● **PROBLEM STATEMENT**
Look through the data below. Pick out the lines holding the string "screenshot".

## START LISTED RECORDS

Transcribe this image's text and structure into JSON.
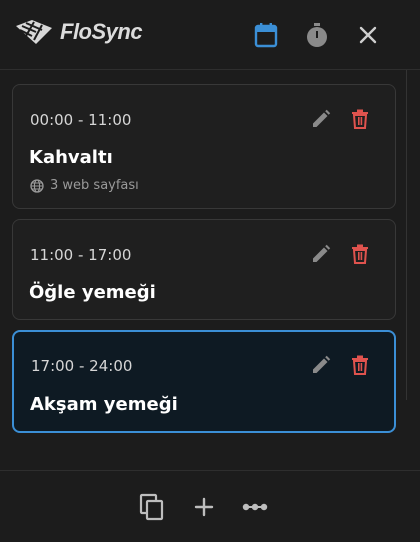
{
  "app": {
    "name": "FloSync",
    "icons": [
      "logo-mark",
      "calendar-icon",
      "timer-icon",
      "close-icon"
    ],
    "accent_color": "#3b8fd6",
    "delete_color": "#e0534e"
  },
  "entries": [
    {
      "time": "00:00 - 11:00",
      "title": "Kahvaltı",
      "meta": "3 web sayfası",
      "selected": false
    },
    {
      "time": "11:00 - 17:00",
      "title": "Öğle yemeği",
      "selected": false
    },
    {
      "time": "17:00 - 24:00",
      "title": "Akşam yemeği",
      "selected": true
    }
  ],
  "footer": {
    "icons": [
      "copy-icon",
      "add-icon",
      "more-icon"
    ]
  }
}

## END LISTED RECORDS
## START LISTED RECORDS

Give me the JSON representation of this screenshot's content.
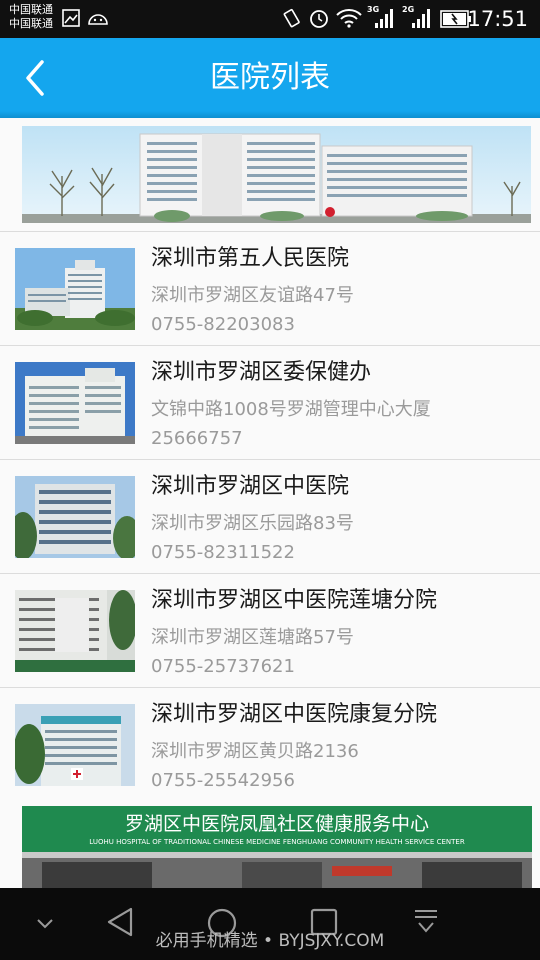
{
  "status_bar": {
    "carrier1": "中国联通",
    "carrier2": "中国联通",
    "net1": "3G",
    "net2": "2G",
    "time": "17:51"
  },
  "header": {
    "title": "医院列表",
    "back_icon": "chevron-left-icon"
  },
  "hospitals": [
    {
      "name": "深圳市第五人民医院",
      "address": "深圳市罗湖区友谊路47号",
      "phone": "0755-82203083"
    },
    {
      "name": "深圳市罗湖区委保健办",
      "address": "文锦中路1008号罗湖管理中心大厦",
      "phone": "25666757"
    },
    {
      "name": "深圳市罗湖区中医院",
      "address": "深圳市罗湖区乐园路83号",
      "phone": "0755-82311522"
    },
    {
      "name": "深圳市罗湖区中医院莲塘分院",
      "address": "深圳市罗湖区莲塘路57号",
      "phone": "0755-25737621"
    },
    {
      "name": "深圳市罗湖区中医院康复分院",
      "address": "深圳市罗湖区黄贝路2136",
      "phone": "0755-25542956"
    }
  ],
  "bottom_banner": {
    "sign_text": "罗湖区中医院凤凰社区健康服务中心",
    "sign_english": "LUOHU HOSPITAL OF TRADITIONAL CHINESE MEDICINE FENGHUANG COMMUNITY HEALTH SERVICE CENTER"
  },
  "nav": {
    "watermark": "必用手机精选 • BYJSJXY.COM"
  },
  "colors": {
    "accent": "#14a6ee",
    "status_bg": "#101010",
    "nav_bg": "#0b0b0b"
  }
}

## END LISTED RECORDS
## START LISTED RECORDS

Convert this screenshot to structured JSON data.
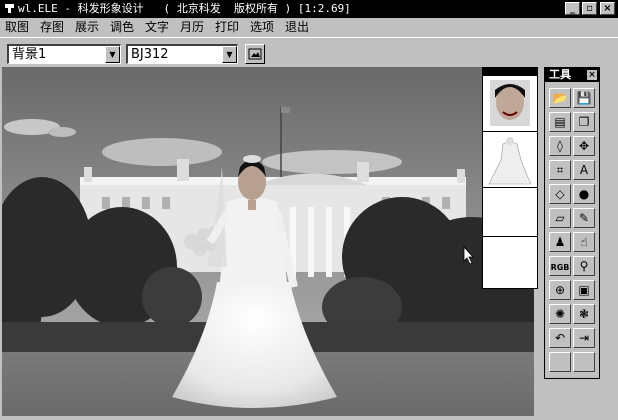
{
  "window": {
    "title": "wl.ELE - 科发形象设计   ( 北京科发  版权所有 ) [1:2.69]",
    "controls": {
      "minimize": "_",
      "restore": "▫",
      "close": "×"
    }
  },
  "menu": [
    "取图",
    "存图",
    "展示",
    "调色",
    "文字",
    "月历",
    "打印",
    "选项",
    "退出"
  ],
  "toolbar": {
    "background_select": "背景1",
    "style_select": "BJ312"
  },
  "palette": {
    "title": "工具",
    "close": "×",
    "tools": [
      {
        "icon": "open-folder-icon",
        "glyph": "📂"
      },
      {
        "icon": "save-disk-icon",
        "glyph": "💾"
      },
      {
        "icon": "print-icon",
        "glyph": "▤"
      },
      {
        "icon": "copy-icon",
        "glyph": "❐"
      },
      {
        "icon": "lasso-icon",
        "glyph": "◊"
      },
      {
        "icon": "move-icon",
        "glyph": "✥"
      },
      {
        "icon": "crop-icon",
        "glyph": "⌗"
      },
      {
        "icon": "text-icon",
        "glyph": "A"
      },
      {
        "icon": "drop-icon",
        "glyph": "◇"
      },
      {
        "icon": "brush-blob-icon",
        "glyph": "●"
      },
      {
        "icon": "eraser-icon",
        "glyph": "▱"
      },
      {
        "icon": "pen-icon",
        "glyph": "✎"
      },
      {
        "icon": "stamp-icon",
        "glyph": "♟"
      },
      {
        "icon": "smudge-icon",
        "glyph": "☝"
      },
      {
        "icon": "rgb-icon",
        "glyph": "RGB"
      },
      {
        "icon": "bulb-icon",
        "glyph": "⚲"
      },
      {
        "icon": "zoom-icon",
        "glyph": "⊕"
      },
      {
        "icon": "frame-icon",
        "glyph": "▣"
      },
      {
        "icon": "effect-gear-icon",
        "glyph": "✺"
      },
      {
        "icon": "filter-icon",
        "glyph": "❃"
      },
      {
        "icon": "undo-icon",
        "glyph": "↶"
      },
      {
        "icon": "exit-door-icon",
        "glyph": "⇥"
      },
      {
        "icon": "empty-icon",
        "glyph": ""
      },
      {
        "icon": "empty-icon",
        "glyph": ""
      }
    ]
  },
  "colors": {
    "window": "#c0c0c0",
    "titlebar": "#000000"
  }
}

## END LISTED RECORDS

● **COMPLETE OUTPUT**
Give me the JSON representation of this screenshot's content.
Convert this screenshot to structured JSON data.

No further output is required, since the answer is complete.